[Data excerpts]

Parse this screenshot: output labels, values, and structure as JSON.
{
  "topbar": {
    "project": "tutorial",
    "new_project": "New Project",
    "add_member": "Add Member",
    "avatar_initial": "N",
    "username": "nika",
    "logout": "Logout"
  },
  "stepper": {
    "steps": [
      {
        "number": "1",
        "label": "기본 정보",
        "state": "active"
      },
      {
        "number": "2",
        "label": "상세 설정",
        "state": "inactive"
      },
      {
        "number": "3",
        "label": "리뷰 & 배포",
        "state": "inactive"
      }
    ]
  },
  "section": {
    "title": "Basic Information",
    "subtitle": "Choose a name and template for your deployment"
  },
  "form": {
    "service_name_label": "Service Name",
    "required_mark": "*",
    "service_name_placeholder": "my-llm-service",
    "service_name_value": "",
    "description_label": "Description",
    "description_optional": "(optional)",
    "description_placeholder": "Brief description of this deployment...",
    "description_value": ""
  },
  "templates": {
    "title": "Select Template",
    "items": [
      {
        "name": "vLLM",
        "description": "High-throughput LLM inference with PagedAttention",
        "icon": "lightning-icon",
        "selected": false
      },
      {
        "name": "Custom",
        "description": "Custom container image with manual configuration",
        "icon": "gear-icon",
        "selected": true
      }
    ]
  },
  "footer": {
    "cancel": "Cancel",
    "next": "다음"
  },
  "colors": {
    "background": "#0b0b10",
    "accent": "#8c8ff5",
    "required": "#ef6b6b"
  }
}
...
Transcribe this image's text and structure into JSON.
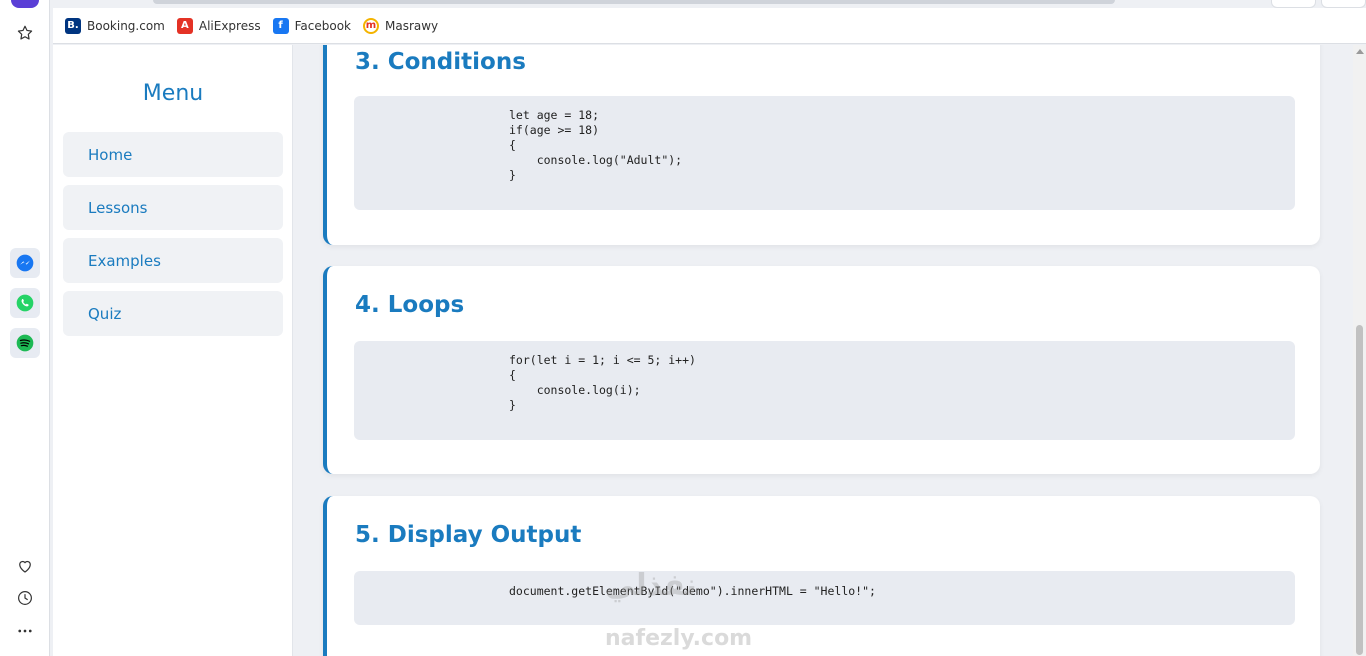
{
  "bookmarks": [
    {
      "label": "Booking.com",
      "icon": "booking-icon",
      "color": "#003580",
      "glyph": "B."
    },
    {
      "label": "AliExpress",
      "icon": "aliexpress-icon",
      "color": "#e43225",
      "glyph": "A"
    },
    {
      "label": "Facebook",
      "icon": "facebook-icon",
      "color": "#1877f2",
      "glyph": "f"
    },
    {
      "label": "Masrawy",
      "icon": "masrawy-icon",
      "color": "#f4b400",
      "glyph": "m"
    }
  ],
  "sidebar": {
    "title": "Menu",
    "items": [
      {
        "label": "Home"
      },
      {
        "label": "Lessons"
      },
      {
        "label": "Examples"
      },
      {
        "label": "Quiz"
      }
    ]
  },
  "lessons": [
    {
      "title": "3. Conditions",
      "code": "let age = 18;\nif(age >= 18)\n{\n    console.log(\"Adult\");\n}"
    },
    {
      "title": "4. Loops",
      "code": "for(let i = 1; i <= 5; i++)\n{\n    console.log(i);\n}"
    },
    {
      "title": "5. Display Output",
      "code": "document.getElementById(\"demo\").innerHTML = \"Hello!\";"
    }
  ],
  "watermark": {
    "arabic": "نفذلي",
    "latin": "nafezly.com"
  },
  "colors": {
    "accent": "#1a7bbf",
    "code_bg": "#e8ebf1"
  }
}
* * *
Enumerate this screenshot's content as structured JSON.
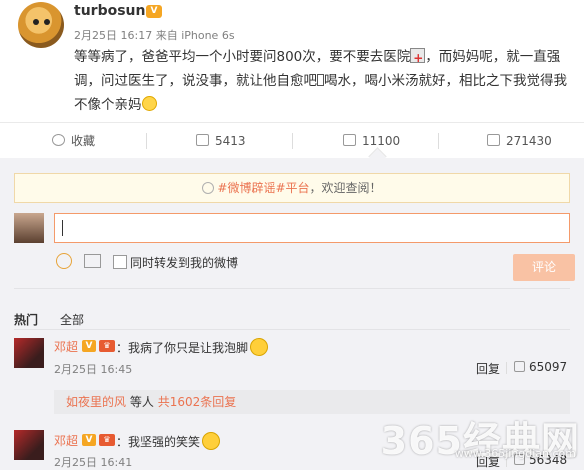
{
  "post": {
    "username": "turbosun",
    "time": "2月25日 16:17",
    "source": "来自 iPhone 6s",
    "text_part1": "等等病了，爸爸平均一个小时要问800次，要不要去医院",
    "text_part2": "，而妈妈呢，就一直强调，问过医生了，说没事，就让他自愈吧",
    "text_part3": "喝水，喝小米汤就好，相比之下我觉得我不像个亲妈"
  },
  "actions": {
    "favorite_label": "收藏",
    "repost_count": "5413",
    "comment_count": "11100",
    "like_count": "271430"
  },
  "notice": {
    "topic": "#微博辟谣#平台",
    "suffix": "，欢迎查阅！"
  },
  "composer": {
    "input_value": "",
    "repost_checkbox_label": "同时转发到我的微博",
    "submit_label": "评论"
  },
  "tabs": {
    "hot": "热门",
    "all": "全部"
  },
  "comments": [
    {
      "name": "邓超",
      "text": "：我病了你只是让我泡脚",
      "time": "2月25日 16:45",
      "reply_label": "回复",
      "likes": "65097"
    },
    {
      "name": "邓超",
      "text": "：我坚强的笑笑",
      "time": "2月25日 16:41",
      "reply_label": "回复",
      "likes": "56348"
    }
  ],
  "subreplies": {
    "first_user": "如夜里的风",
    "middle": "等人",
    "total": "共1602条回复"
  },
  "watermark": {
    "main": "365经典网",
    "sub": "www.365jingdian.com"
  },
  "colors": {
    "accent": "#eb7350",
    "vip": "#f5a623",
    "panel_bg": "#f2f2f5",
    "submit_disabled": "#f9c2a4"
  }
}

● Given exercise
For the material, find the number of lines holding the word "accent" and give that figure and nothing more.

● Result for this task
3